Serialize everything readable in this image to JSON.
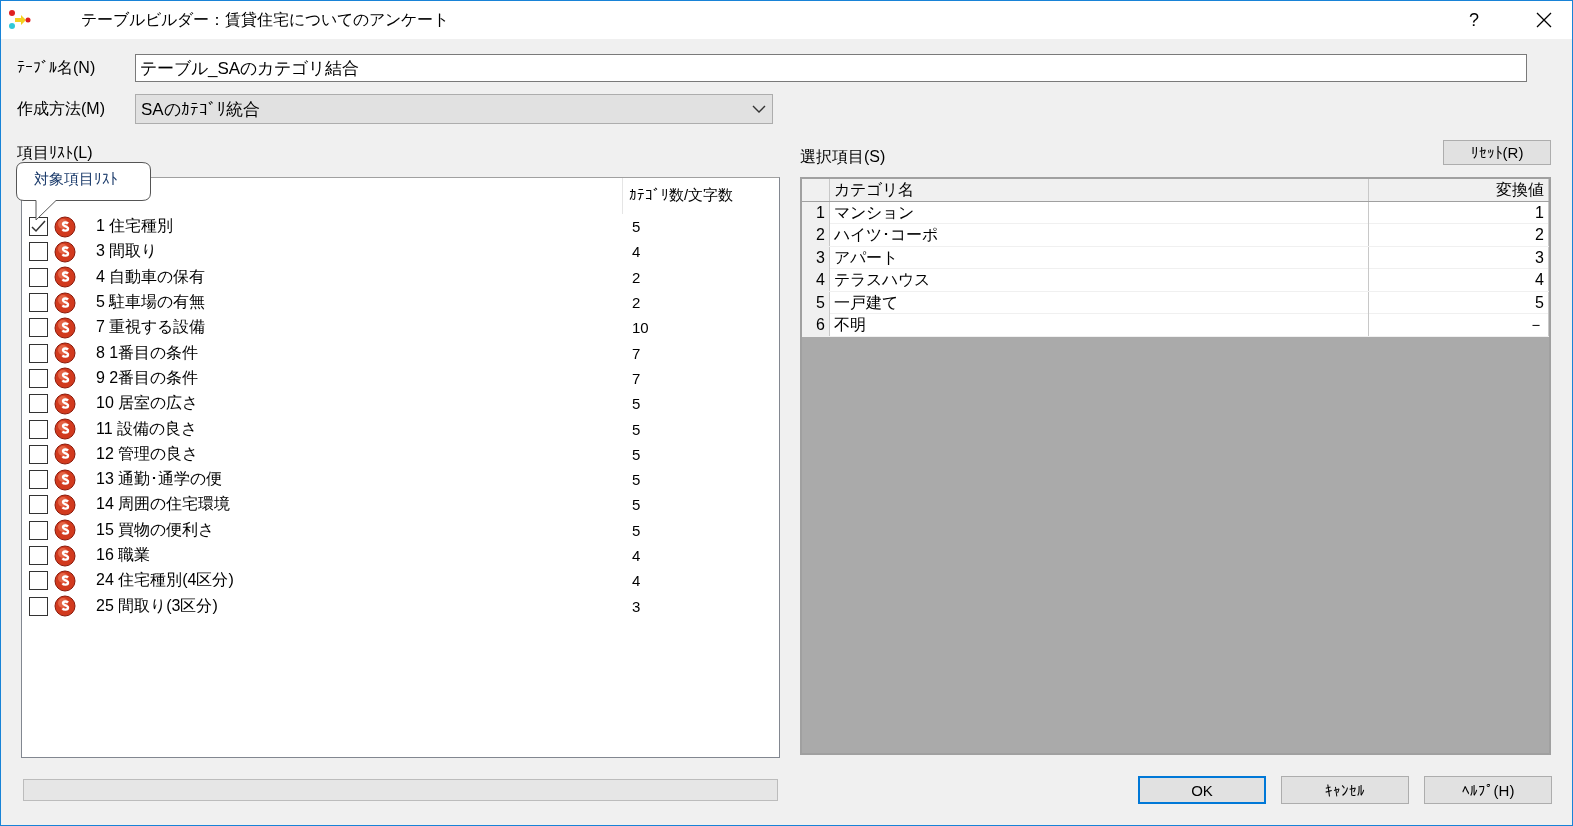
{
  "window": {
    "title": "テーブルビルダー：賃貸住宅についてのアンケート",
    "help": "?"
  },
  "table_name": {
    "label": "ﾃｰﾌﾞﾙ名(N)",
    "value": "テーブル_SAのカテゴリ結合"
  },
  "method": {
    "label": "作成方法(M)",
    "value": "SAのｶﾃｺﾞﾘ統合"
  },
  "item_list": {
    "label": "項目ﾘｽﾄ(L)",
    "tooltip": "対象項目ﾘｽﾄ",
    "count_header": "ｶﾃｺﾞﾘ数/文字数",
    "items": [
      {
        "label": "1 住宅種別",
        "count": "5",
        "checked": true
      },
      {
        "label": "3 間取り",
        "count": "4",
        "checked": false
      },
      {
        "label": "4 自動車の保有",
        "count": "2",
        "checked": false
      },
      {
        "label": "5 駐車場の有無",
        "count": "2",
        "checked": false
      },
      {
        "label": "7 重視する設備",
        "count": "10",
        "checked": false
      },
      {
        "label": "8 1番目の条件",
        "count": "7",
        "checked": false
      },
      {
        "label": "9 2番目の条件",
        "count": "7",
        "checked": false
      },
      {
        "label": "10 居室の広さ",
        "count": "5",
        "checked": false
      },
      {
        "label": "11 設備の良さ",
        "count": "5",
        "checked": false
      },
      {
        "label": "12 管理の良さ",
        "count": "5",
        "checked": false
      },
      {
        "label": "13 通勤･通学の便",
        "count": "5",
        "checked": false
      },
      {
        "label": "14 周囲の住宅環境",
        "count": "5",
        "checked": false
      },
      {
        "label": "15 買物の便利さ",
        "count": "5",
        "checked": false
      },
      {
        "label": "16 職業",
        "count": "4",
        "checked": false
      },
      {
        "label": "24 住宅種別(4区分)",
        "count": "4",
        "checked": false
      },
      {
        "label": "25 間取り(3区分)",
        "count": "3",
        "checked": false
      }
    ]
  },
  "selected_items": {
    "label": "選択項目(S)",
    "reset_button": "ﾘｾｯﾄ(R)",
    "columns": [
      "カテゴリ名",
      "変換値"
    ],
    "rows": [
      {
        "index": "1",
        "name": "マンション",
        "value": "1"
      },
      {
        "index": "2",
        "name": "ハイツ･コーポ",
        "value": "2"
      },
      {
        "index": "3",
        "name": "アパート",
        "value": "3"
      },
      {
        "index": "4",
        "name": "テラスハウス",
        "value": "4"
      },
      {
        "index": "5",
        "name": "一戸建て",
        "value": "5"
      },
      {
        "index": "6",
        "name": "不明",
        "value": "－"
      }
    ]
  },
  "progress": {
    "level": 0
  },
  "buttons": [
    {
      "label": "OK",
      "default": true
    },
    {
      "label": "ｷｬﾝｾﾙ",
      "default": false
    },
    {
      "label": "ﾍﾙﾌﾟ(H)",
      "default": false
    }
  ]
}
◆ ◆ ◆ ◆
▸ Task statement:
Write down the number of lines where the word "value" appears, and nothing further.

▸ Expected output:
8